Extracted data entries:
********

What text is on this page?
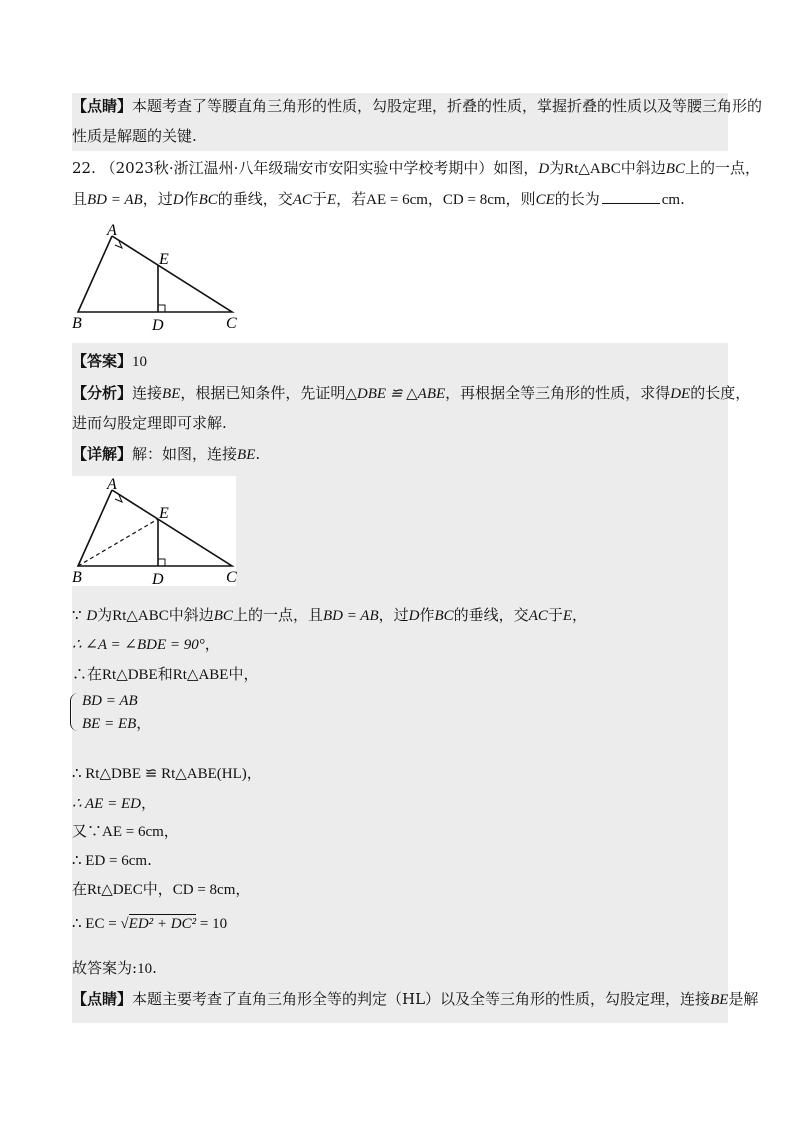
【点睛】本题考查了等腰直角三角形的性质，勾股定理，折叠的性质，掌握折叠的性质以及等腰三角形的
性质是解题的关键.
22. （2023秋·浙江温州·八年级瑞安市安阳实验中学校考期中）如图，D为Rt△ABC中斜边BC上的一点，
且BD = AB，过D作BC的垂线，交AC于E，若AE = 6cm，CD = 8cm，则CE的长为	cm.
A
E
B	D	C
【答案】10
【分析】连接BE，根据已知条件，先证明△DBE ≌ △ABE，再根据全等三角形的性质，求得DE的长度，
进而勾股定理即可求解.
【详解】解：如图，连接BE.
A
E
B	D	C
∵ D为Rt△ABC中斜边BC上的一点，且BD = AB，过D作BC的垂线，交AC于E，
∴ ∠A = ∠BDE = 90°，
∴在Rt△DBE和Rt△ABE中，
BD = AB
BE = EB，
∴ Rt△DBE ≌ Rt△ABE(HL)，
∴ AE = ED，
又∵AE = 6cm，
∴ ED = 6cm.
在Rt△DEC中，CD = 8cm，
∴ EC = √ED² + DC² = 10
故答案为:10.
【点睛】本题主要考查了直角三角形全等的判定（HL）以及全等三角形的性质，勾股定理，连接BE是解
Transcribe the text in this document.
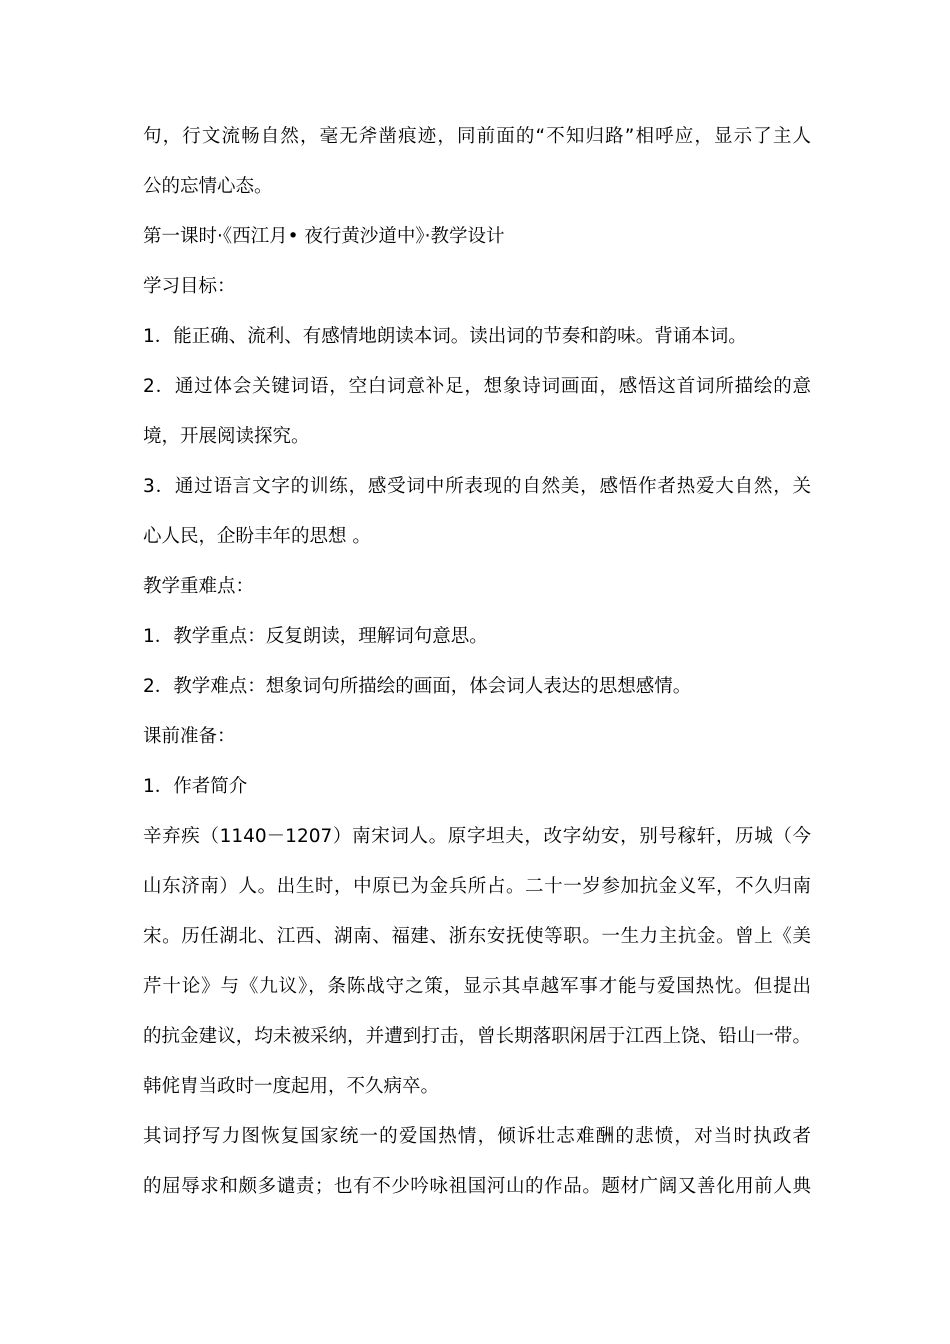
句，行文流畅自然，毫无斧凿痕迹，同前面的“不知归路”相呼应，显示了主人
公的忘情心态。
第一课时·《西江月• 夜行黄沙道中》·教学设计
学习目标：
1．能正确、流利、有感情地朗读本词。读出词的节奏和韵味。背诵本词。
2．通过体会关键词语，空白词意补足，想象诗词画面，感悟这首词所描绘的意
境，开展阅读探究。
3．通过语言文字的训练，感受词中所表现的自然美，感悟作者热爱大自然，关
心人民，企盼丰年的思想 。
教学重难点：
1．教学重点：反复朗读，理解词句意思。
2．教学难点：想象词句所描绘的画面，体会词人表达的思想感情。
课前准备：
1．作者简介
辛弃疾（1140－1207）南宋词人。原字坦夫，改字幼安，别号稼轩，历城（今
山东济南）人。出生时，中原已为金兵所占。二十一岁参加抗金义军，不久归南
宋。历任湖北、江西、湖南、福建、浙东安抚使等职。一生力主抗金。曾上《美
芹十论》与《九议》，条陈战守之策，显示其卓越军事才能与爱国热忱。但提出
的抗金建议，均未被采纳，并遭到打击，曾长期落职闲居于江西上饶、铅山一带。
韩侂胄当政时一度起用，不久病卒。
其词抒写力图恢复国家统一的爱国热情，倾诉壮志难酬的悲愤，对当时执政者
的屈辱求和颇多谴责；也有不少吟咏祖国河山的作品。题材广阔又善化用前人典
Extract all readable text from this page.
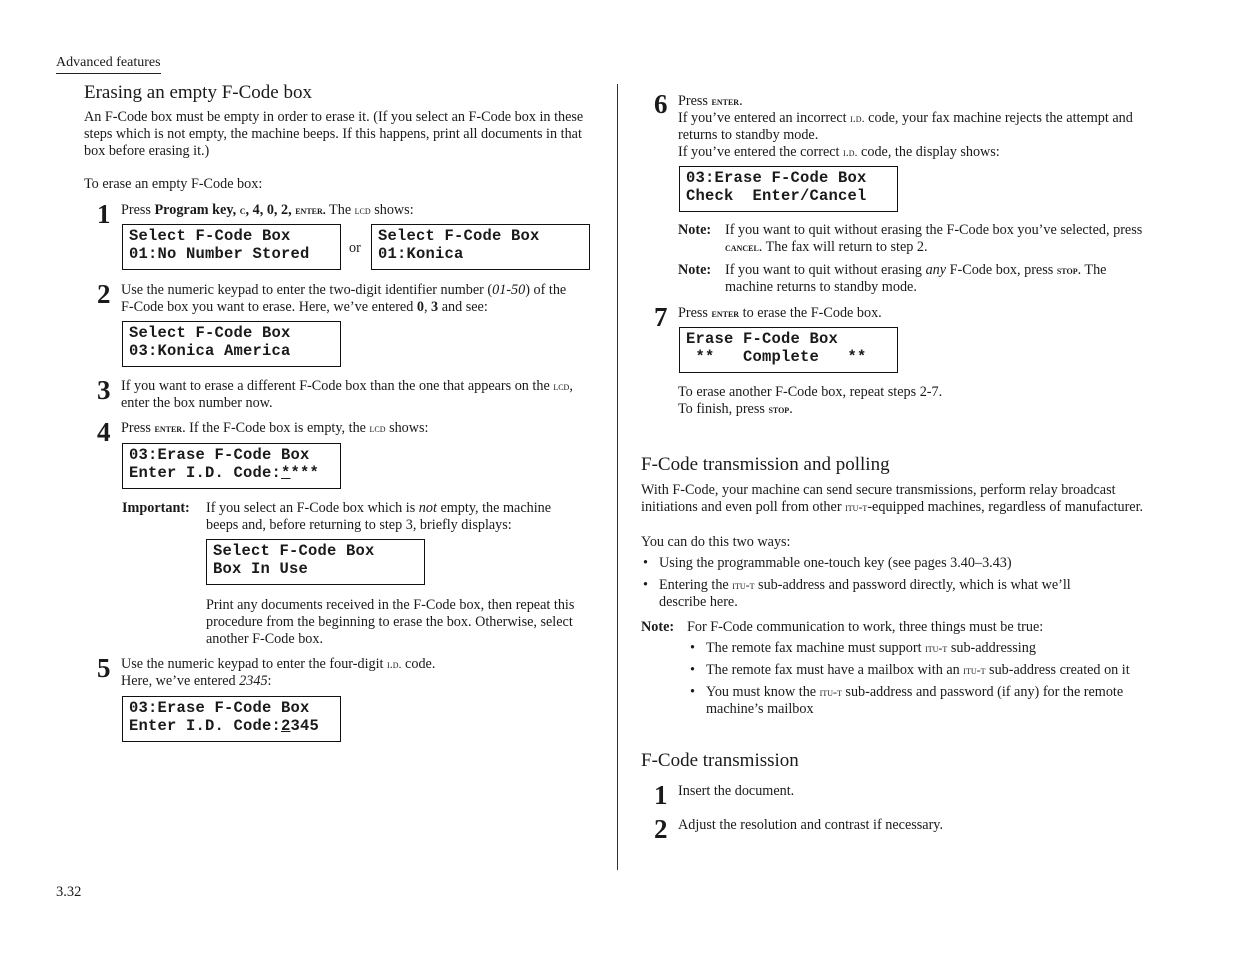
Advanced features
3.32
Erasing an empty F-Code box

An F-Code box must be empty in order to erase it. (If you select an F-Code box in these steps which is not empty, the machine beeps. If this happens, print all documents in that box before erasing it.)

To erase an empty F-Code box:

1 Press Program key, c, 4, 0, 2, enter. The lcd shows:
Select F-Code Box
01:No Number Stored	or
Select F-Code Box
01:Konica
2 Use the numeric keypad to enter the two-digit identifier number (01-50) of the F-Code box you want to erase. Here, we’ve entered 0, 3 and see:
Select F-Code Box
03:Konica America
3 If you want to erase a different F-Code box than the one that appears on the lcd, enter the box number now.
4 Press enter. If the F-Code box is empty, the lcd shows:
03:Erase F-Code Box
Enter I.D. Code:****
Important: If you select an F-Code box which is not empty, the machine beeps and, before returning to step 3, briefly displays:
Select F-Code Box
Box In Use

Print any documents received in the F-Code box, then repeat this procedure from the beginning to erase the box. Otherwise, select another F-Code box.

5 Use the numeric keypad to enter the four-digit i.d. code.
Here, we’ve entered 2345:
03:Erase F-Code Box
Enter I.D. Code:2345
6 Press enter.
If you’ve entered an incorrect i.d. code, your fax machine rejects the attempt and returns to standby mode.
If you’ve entered the correct i.d. code, the display shows:
03:Erase F-Code Box
Check  Enter/Cancel
Note: If you want to quit without erasing the F-Code box you’ve selected, press cancel. The fax will return to step 2.
Note: If you want to quit without erasing any F-Code box, press stop. The machine returns to standby mode.
7 Press enter to erase the F-Code box.
Erase F-Code Box
**   Complete   **
To erase another F-Code box, repeat steps 2-7.
To finish, press stop.
F-Code transmission and polling
With F-Code, your machine can send secure transmissions, perform relay broadcast initiations and even poll from other itu-t-equipped machines, regardless of manufacturer.
You can do this two ways:
• Using the programmable one-touch key (see pages 3.40–3.43)
• Entering the itu-t sub-address and password directly, which is what we’ll describe here.
Note: For F-Code communication to work, three things must be true:
• The remote fax machine must support itu-t sub-addressing
• The remote fax must have a mailbox with an itu-t sub-address created on it
• You must know the itu-t sub-address and password (if any) for the remote machine’s mailbox
F-Code transmission
1 Insert the document.
2 Adjust the resolution and contrast if necessary.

********

### [THE TASK]
From the entries above, copy each line holding "remote".

### [THE RESPONSE]
• The remote fax machine must support itu-t sub-addressing
• The remote fax must have a mailbox with an itu-t sub-address created on it
• You must know the itu-t sub-address and password (if any) for the remote machine’s mailbox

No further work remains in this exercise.